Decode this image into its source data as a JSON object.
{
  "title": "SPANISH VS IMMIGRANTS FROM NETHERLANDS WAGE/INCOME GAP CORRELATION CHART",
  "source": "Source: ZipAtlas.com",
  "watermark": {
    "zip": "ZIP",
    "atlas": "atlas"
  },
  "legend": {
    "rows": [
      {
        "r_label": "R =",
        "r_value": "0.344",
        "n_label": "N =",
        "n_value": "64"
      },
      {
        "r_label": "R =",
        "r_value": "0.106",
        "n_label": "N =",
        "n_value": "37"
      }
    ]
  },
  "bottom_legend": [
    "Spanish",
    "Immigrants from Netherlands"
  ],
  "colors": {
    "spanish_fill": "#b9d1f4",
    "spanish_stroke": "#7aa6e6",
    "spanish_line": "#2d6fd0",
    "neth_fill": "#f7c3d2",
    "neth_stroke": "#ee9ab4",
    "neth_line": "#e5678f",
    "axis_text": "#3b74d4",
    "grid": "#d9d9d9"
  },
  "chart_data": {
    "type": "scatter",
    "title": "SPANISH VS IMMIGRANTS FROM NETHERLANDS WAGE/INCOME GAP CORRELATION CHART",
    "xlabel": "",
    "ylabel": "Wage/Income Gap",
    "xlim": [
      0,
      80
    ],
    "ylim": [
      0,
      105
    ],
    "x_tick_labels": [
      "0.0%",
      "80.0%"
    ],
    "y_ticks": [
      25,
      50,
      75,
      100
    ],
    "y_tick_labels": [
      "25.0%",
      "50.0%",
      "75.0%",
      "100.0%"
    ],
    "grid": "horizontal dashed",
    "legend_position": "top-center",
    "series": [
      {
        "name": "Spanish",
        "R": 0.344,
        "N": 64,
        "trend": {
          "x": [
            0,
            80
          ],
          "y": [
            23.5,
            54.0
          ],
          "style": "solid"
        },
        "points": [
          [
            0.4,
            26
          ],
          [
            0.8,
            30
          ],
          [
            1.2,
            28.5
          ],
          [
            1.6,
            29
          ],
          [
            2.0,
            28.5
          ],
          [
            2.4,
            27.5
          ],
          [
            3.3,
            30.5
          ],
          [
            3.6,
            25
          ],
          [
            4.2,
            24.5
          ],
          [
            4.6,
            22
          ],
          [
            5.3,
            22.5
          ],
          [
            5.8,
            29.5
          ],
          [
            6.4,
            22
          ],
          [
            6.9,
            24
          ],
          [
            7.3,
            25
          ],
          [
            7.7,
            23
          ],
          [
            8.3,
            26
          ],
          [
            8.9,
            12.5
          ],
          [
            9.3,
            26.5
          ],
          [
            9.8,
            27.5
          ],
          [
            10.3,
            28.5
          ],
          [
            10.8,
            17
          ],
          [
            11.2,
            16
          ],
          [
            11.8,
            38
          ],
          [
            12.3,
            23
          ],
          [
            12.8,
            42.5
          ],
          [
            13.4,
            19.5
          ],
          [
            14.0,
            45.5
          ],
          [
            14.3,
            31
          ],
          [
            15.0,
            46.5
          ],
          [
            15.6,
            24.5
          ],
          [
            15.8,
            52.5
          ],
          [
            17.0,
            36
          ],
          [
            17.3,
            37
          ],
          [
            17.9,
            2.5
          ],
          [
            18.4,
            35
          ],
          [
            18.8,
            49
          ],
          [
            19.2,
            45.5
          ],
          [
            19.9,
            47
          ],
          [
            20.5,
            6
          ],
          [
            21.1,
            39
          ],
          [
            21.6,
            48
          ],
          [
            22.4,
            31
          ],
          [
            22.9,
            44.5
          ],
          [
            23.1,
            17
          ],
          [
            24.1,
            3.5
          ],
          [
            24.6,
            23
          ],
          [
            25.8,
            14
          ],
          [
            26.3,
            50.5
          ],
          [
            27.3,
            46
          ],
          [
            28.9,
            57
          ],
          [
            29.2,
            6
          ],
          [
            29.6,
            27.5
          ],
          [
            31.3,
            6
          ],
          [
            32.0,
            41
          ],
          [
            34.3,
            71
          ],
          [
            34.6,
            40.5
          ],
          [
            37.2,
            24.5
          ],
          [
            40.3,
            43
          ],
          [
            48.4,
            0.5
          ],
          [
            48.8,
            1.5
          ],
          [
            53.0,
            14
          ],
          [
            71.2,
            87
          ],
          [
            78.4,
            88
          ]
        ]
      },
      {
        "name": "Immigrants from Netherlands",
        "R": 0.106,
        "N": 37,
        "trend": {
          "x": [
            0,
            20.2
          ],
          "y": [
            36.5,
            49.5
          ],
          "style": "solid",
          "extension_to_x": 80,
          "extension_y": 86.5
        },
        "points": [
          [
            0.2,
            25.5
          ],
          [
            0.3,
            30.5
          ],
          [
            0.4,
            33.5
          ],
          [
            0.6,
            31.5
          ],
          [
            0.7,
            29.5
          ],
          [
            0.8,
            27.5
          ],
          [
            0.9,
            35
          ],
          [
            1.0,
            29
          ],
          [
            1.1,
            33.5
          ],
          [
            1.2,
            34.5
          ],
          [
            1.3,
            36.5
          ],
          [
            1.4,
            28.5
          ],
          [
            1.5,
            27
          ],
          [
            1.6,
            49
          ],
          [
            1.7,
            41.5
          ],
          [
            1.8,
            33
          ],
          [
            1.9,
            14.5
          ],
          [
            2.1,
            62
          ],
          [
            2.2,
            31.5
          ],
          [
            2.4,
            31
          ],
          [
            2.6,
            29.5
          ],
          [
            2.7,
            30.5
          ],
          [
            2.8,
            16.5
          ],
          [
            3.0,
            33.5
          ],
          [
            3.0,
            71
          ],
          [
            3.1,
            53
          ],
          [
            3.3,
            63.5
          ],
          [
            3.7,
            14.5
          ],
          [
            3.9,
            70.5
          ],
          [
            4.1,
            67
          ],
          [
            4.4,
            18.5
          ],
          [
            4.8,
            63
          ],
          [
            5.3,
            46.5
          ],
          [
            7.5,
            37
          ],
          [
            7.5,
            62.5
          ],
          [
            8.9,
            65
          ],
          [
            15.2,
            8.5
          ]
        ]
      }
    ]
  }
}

____

Take the entries above and transcribe them in full.

- _Reply to the task_:
Decode this image into its source data as a JSON object.
{
  "title": "SPANISH VS IMMIGRANTS FROM NETHERLANDS WAGE/INCOME GAP CORRELATION CHART",
  "source": "Source: ZipAtlas.com",
  "watermark": {
    "zip": "ZIP",
    "atlas": "atlas"
  },
  "legend": {
    "rows": [
      {
        "r_label": "R =",
        "r_value": "0.344",
        "n_label": "N =",
        "n_value": "64"
      },
      {
        "r_label": "R =",
        "r_value": "0.106",
        "n_label": "N =",
        "n_value": "37"
      }
    ]
  },
  "bottom_legend": [
    "Spanish",
    "Immigrants from Netherlands"
  ],
  "colors": {
    "spanish_fill": "#b9d1f4",
    "spanish_stroke": "#7aa6e6",
    "spanish_line": "#2d6fd0",
    "neth_fill": "#f7c3d2",
    "neth_stroke": "#ee9ab4",
    "neth_line": "#e5678f",
    "axis_text": "#3b74d4",
    "grid": "#d9d9d9"
  },
  "chart_data": {
    "type": "scatter",
    "title": "SPANISH VS IMMIGRANTS FROM NETHERLANDS WAGE/INCOME GAP CORRELATION CHART",
    "xlabel": "",
    "ylabel": "Wage/Income Gap",
    "xlim": [
      0,
      80
    ],
    "ylim": [
      0,
      105
    ],
    "x_tick_labels": [
      "0.0%",
      "80.0%"
    ],
    "y_ticks": [
      25,
      50,
      75,
      100
    ],
    "y_tick_labels": [
      "25.0%",
      "50.0%",
      "75.0%",
      "100.0%"
    ],
    "grid": "horizontal dashed",
    "legend_position": "top-center",
    "series": [
      {
        "name": "Spanish",
        "R": 0.344,
        "N": 64,
        "trend": {
          "x": [
            0,
            80
          ],
          "y": [
            23.5,
            54.0
          ],
          "style": "solid"
        },
        "points": [
          [
            0.4,
            26
          ],
          [
            0.8,
            30
          ],
          [
            1.2,
            28.5
          ],
          [
            1.6,
            29
          ],
          [
            2.0,
            28.5
          ],
          [
            2.4,
            27.5
          ],
          [
            3.3,
            30.5
          ],
          [
            3.6,
            25
          ],
          [
            4.2,
            24.5
          ],
          [
            4.6,
            22
          ],
          [
            5.3,
            22.5
          ],
          [
            5.8,
            29.5
          ],
          [
            6.4,
            22
          ],
          [
            6.9,
            24
          ],
          [
            7.3,
            25
          ],
          [
            7.7,
            23
          ],
          [
            8.3,
            26
          ],
          [
            8.9,
            12.5
          ],
          [
            9.3,
            26.5
          ],
          [
            9.8,
            27.5
          ],
          [
            10.3,
            28.5
          ],
          [
            10.8,
            17
          ],
          [
            11.2,
            16
          ],
          [
            11.8,
            38
          ],
          [
            12.3,
            23
          ],
          [
            12.8,
            42.5
          ],
          [
            13.4,
            19.5
          ],
          [
            14.0,
            45.5
          ],
          [
            14.3,
            31
          ],
          [
            15.0,
            46.5
          ],
          [
            15.6,
            24.5
          ],
          [
            15.8,
            52.5
          ],
          [
            17.0,
            36
          ],
          [
            17.3,
            37
          ],
          [
            17.9,
            2.5
          ],
          [
            18.4,
            35
          ],
          [
            18.8,
            49
          ],
          [
            19.2,
            45.5
          ],
          [
            19.9,
            47
          ],
          [
            20.5,
            6
          ],
          [
            21.1,
            39
          ],
          [
            21.6,
            48
          ],
          [
            22.4,
            31
          ],
          [
            22.9,
            44.5
          ],
          [
            23.1,
            17
          ],
          [
            24.1,
            3.5
          ],
          [
            24.6,
            23
          ],
          [
            25.8,
            14
          ],
          [
            26.3,
            50.5
          ],
          [
            27.3,
            46
          ],
          [
            28.9,
            57
          ],
          [
            29.2,
            6
          ],
          [
            29.6,
            27.5
          ],
          [
            31.3,
            6
          ],
          [
            32.0,
            41
          ],
          [
            34.3,
            71
          ],
          [
            34.6,
            40.5
          ],
          [
            37.2,
            24.5
          ],
          [
            40.3,
            43
          ],
          [
            48.4,
            0.5
          ],
          [
            48.8,
            1.5
          ],
          [
            53.0,
            14
          ],
          [
            71.2,
            87
          ],
          [
            78.4,
            88
          ]
        ]
      },
      {
        "name": "Immigrants from Netherlands",
        "R": 0.106,
        "N": 37,
        "trend": {
          "x": [
            0,
            20.2
          ],
          "y": [
            36.5,
            49.5
          ],
          "style": "solid",
          "extension_to_x": 80,
          "extension_y": 86.5
        },
        "points": [
          [
            0.2,
            25.5
          ],
          [
            0.3,
            30.5
          ],
          [
            0.4,
            33.5
          ],
          [
            0.6,
            31.5
          ],
          [
            0.7,
            29.5
          ],
          [
            0.8,
            27.5
          ],
          [
            0.9,
            35
          ],
          [
            1.0,
            29
          ],
          [
            1.1,
            33.5
          ],
          [
            1.2,
            34.5
          ],
          [
            1.3,
            36.5
          ],
          [
            1.4,
            28.5
          ],
          [
            1.5,
            27
          ],
          [
            1.6,
            49
          ],
          [
            1.7,
            41.5
          ],
          [
            1.8,
            33
          ],
          [
            1.9,
            14.5
          ],
          [
            2.1,
            62
          ],
          [
            2.2,
            31.5
          ],
          [
            2.4,
            31
          ],
          [
            2.6,
            29.5
          ],
          [
            2.7,
            30.5
          ],
          [
            2.8,
            16.5
          ],
          [
            3.0,
            33.5
          ],
          [
            3.0,
            71
          ],
          [
            3.1,
            53
          ],
          [
            3.3,
            63.5
          ],
          [
            3.7,
            14.5
          ],
          [
            3.9,
            70.5
          ],
          [
            4.1,
            67
          ],
          [
            4.4,
            18.5
          ],
          [
            4.8,
            63
          ],
          [
            5.3,
            46.5
          ],
          [
            7.5,
            37
          ],
          [
            7.5,
            62.5
          ],
          [
            8.9,
            65
          ],
          [
            15.2,
            8.5
          ]
        ]
      }
    ]
  }
}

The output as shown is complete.